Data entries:
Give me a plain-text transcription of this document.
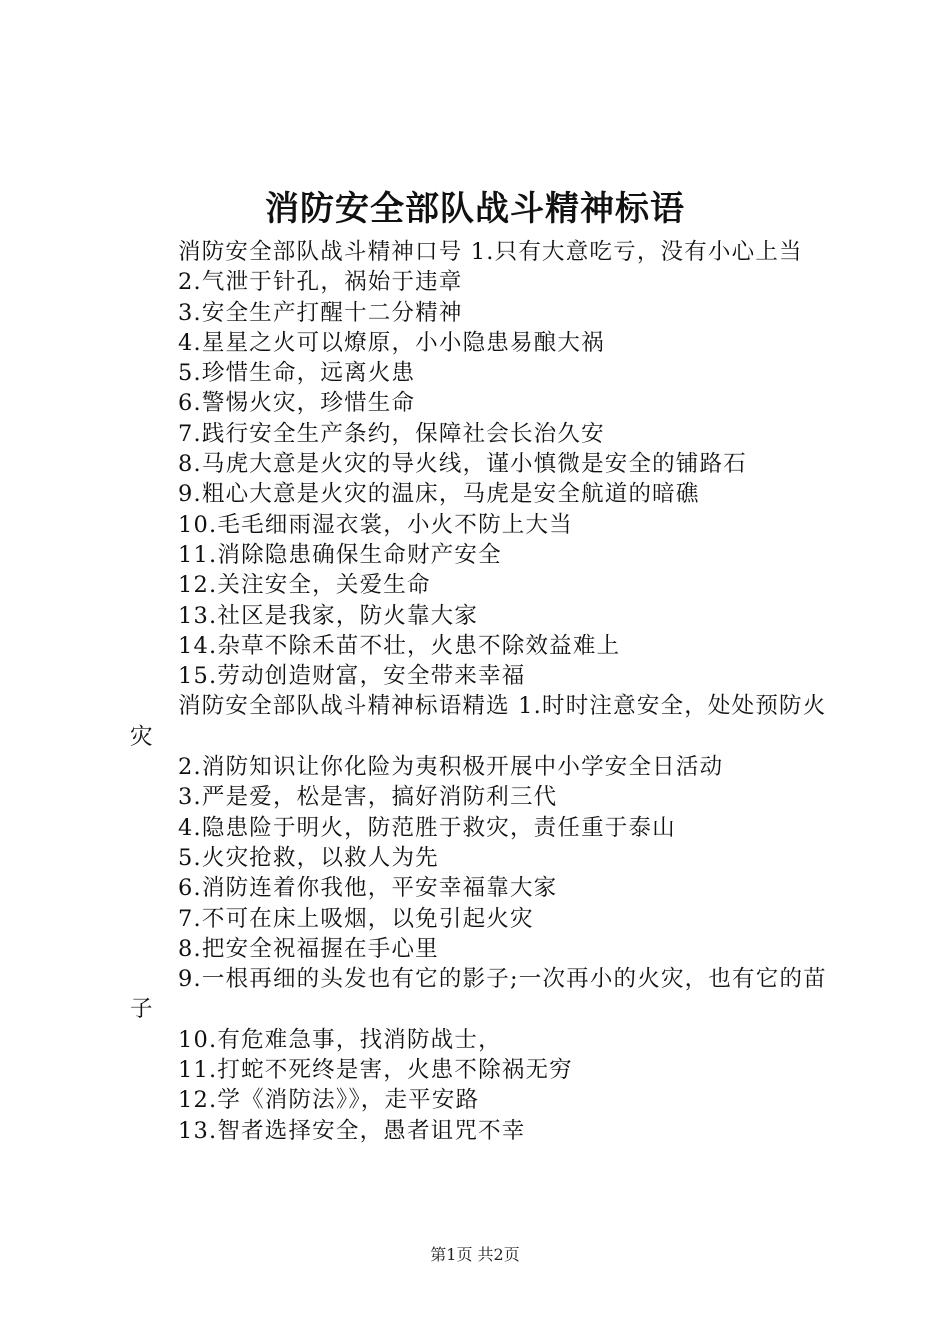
消防安全部队战斗精神标语

消防安全部队战斗精神口号 1.只有大意吃亏，没有小心上当

2.气泄于针孔，祸始于违章

3.安全生产打醒十二分精神

4.星星之火可以燎原，小小隐患易酿大祸

5.珍惜生命，远离火患

6.警惕火灾，珍惜生命

7.践行安全生产条约，保障社会长治久安

8.马虎大意是火灾的导火线，谨小慎微是安全的铺路石

9.粗心大意是火灾的温床，马虎是安全航道的暗礁

10.毛毛细雨湿衣裳，小火不防上大当

11.消除隐患确保生命财产安全

12.关注安全，关爱生命

13.社区是我家，防火靠大家

14.杂草不除禾苗不壮，火患不除效益难上

15.劳动创造财富，安全带来幸福

消防安全部队战斗精神标语精选 1.时时注意安全，处处预防火灾

2.消防知识让你化险为夷积极开展中小学安全日活动

3.严是爱，松是害，搞好消防利三代

4.隐患险于明火，防范胜于救灾，责任重于泰山

5.火灾抢救，以救人为先

6.消防连着你我他，平安幸福靠大家

7.不可在床上吸烟，以免引起火灾

8.把安全祝福握在手心里

9.一根再细的头发也有它的影子;一次再小的火灾，也有它的苗子

10.有危难急事，找消防战士，

11.打蛇不死终是害，火患不除祸无穷

12.学《消防法》》，走平安路

13.智者选择安全，愚者诅咒不幸

第1页 共2页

Work to complete:
Omit every picture, and otherwise quote the entries exactly.

Full solution:
Give me a plain-text transcription of this document.
消防安全部队战斗精神标语

消防安全部队战斗精神口号 1.只有大意吃亏，没有小心上当

2.气泄于针孔，祸始于违章

3.安全生产打醒十二分精神

4.星星之火可以燎原，小小隐患易酿大祸

5.珍惜生命，远离火患

6.警惕火灾，珍惜生命

7.践行安全生产条约，保障社会长治久安

8.马虎大意是火灾的导火线，谨小慎微是安全的铺路石

9.粗心大意是火灾的温床，马虎是安全航道的暗礁

10.毛毛细雨湿衣裳，小火不防上大当

11.消除隐患确保生命财产安全

12.关注安全，关爱生命

13.社区是我家，防火靠大家

14.杂草不除禾苗不壮，火患不除效益难上

15.劳动创造财富，安全带来幸福

消防安全部队战斗精神标语精选 1.时时注意安全，处处预防火灾

2.消防知识让你化险为夷积极开展中小学安全日活动

3.严是爱，松是害，搞好消防利三代

4.隐患险于明火，防范胜于救灾，责任重于泰山

5.火灾抢救，以救人为先

6.消防连着你我他，平安幸福靠大家

7.不可在床上吸烟，以免引起火灾

8.把安全祝福握在手心里

9.一根再细的头发也有它的影子;一次再小的火灾，也有它的苗子

10.有危难急事，找消防战士，

11.打蛇不死终是害，火患不除祸无穷

12.学《消防法》》，走平安路

13.智者选择安全，愚者诅咒不幸

第1页 共2页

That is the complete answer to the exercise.